Texto extraído >>
====
"A Coreia do Norte é, possivelmente, o
sítio mais estranho do planeta, por isso me senti inclinado a visitá-lo. Embora
o país pareça ordenado à primeira vista, deixa uma impressão profundamente
perturbadora. 'Ordem' é a palavra-chave. Ali nada parece ser espontâneo, tudo
parece robotizado, as pessoas movem-se de um lugar ao outro em filas ordenadas
e ninguém sorri, ninguém se ri. Quando se visita algum país no mundo, a menos
que se trate de um local pejado de turistas, as pessoas sentem curiosidade em
conhecer-te, olham-te com fascínio, tentam aproximar-se. Na Coreia do Norte,
não. Ali tratam-te como se fosses um leproso. Tens hotéis e restaurantes onde
permaneces separado da população e as pessoas tentam manter-se à distância,
evitam contacto visual. Não há crianças a brincar, quase não se vêem animais de
estimação. Para nós, baseados na nossa liberdade de expressão e movimento, uma
visita à Coreia do Norte é sufocante. Não podes ir a lado nenhum sem um guia e
practicamente tudo requer uma permissão. És forçado a 'engolir' o culto de
personalidade ridículo em torno da figura de estado — alguns acreditam que Kim
Il-sung, o primeiro líder da Coreia do Norte, criou o mundo —, os guias nunca
páram de alimentar-te com mais e mais histórias de propaganda que enaltecem a
bravura daquela pequena nação que não se verga perante os imperialistas.
Aprendes que na Coreia do Norte não existem tribunais, juízes, não existem
prisões ou crime. Tampouco existe homossexualidade. Permaneci apenas apenas
quatro dias e foi mais do que suficiente. A dieta monótona de arroz com
'kimchi' (tudo cultivado utilizando excementos humanos como fertilizante)
estava a começar a afectar-me, assim como os guias sempre a dizer-nos quando
dormir, levantar, ocasionalmente fazendo vénias às estátuas de Kim Il-sung e às
do seu filho defunto Kim Jong-il. Christopher Hitchens apelidou o país de 'necrocracia',
uma vez que Kim Il-sung ainda é oficialmente o presidente. Podes fotografar
algumas das suas estátuas, mas o seu corpo volumoso só pode ser retratado de
baixo para cima ou a fotografia será apagada na fronteira ou pelo teu guia, no
local. O país é uma enorme 'Vila Potemkin', onde a felicidade e a prosperidade
são teatralizadas para a tua satisfação e experiência. É como um parque de
diversões que não podes abandonar e que não consegues parar. Algumas vezes a
nossa 'mini-van' (de onde raramente podíamos sair) parava porque um grande
grupo de pessoas decidia 'espontaneamente' começar a dançar música patriótrica.
====
Linhas de dados >>

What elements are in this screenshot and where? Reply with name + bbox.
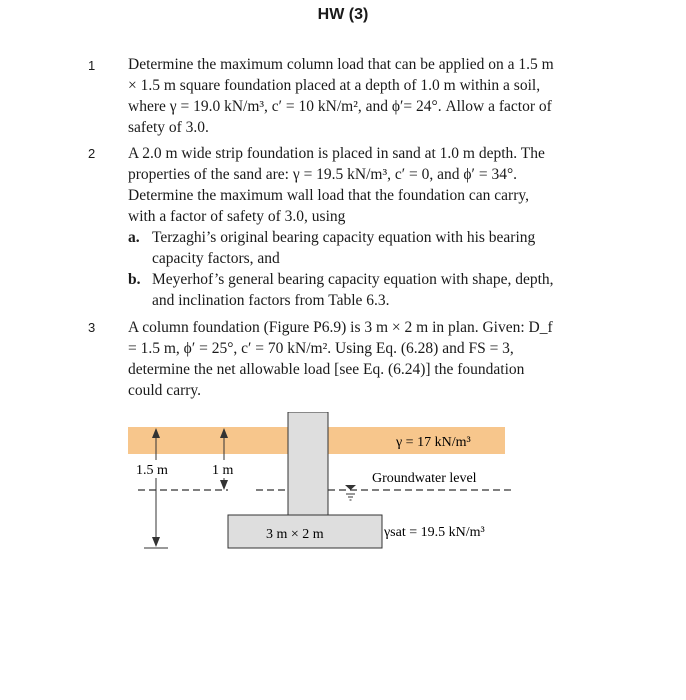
water-depth-dimension-arrow [220, 428, 228, 490]
footing-label: 3 m × 2 m [266, 527, 324, 542]
gamma-sat-label: γsat = 19.5 kN/m³ [384, 525, 485, 540]
problem-1-text: Determine the maximum column load that can be applied on a 1.5 m × 1.5 m square foundation placed at a depth of 1.0 m within a soil, where γ = 19.0 kN/m³, c′ = 10 kN/m², and ϕ′= 24°. Allow a factor of safety of 3.0. [128, 56, 554, 136]
groundwater-label: Groundwater level [372, 471, 477, 486]
problem-2-part-b [128, 269, 558, 311]
part-label: a. [128, 229, 140, 246]
foundation-figure [120, 412, 520, 562]
part-text: Meyerhof’s general bearing capacity equation with shape, depth, and inclination factors from Table 6.3. [152, 271, 554, 309]
depth-label: 1.5 m [136, 463, 168, 478]
part-label: b. [128, 271, 141, 288]
gamma-label: γ = 17 kN/m³ [396, 435, 471, 450]
page-title: HW (3) [317, 6, 369, 23]
water-depth-label: 1 m [212, 463, 234, 478]
column [288, 412, 328, 516]
problem-3-text: A column foundation (Figure P6.9) is 3 m × 2 m in plan. Given: D_f = 1.5 m, ϕ′ = 25°, c′ = 70 kN/m². Using Eq. (6.28) and FS = 3, determine the net allowable load [see Eq. (6.24)] the foundation could carry. [128, 319, 553, 399]
part-text: Terzaghi’s original bearing capacity equation with his bearing capacity factors, and [152, 229, 536, 267]
problem-2-part-a [128, 227, 558, 269]
problem-2-text: A 2.0 m wide strip foundation is placed in sand at 1.0 m depth. The properties of the sand are: γ = 19.5 kN/m³, c′ = 0, and ϕ′ = 34°. Determine the maximum wall load that the foundation can carry, with a factor of safety of 3.0, using [128, 145, 545, 225]
problem-number: 3 [88, 320, 96, 335]
problem-number: 2 [88, 146, 96, 161]
problem-number: 1 [88, 58, 96, 73]
water-table-icon [345, 485, 356, 500]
====
Instruções do exercício >>
1. Duplique, sem qualquer alteração, tudo o que vai de "estava a começar" até "dançar música patriótrica." no relato sobre a Coreia do Norte.
2. Prossiga com o relato sobre a Coreia do Norte a partir da última frase apresentada.

Respostas >>
1.
estava a começar a afectar-me, assim como os guias sempre a dizer-nos quando
dormir, levantar, ocasionalmente fazendo vénias às estátuas de Kim Il-sung e às
do seu filho defunto Kim Jong-il. Christopher Hitchens apelidou o país de 'necrocracia',
uma vez que Kim Il-sung ainda é oficialmente o presidente. Podes fotografar
algumas das suas estátuas, mas o seu corpo volumoso só pode ser retratado de
baixo para cima ou a fotografia será apagada na fronteira ou pelo teu guia, no
local. O país é uma enorme 'Vila Potemkin', onde a felicidade e a prosperidade
são teatralizadas para a tua satisfação e experiência. É como um parque de
diversões que não podes abandonar e que não consegues parar. Algumas vezes a
nossa 'mini-van' (de onde raramente podíamos sair) parava porque um grande
grupo de pessoas decidia 'espontaneamente' começar a dançar música patriótrica.

2.
Víamos então dezenas de pessoas que tinham sido agrupadas para nosso
entretenimento; as mulheres usavam roupas tradicionais, dançavam debaixo do
calor intenso e dois carros acercavam-se, com altifalantes que providenciavam
música. Um homem tinha a camisa mal abotoada e, embora tenha sorrido para a
câmara, o seu corpo malnutrido chamou-me a atenção, tinha as costelas
salientes. Segundo alguns relatórios, um em cada quatro homens é considerado
mentalmente inapto para serviço militar devido a má nutrição... Este
espectáculo foi montado especialmente para nós e isso fez-me sentir mal. O
facto de a Coreia do Norte poder existir neste tipo de condição é, na minha
opinião, um embaraço para todos nós, neste planeta. Fomos autorizados a sair e
a sensação de abandonar a Coreia do Norte foi de êxtase. Podia finalmente,
tomar as minhas próprias decisões. Deixámos para trás milhões de norte-coreanos
presos num gigante campo de concentração, escravizados e humilhados há várias
gerações, chefiados por um homem obeso e sem qualquer esperança de um futuro
melhor. Espero um dia regressar à Coreia do Norte, numa altura em que a
sociedade seja livre, e poder falar com as pessoas de quem fomos apartados,
ouvi-las e contar as suas histórias." Testemunho do fotógrafo Michał
Huniewicz recolhido por Ana Marques Maia (Público)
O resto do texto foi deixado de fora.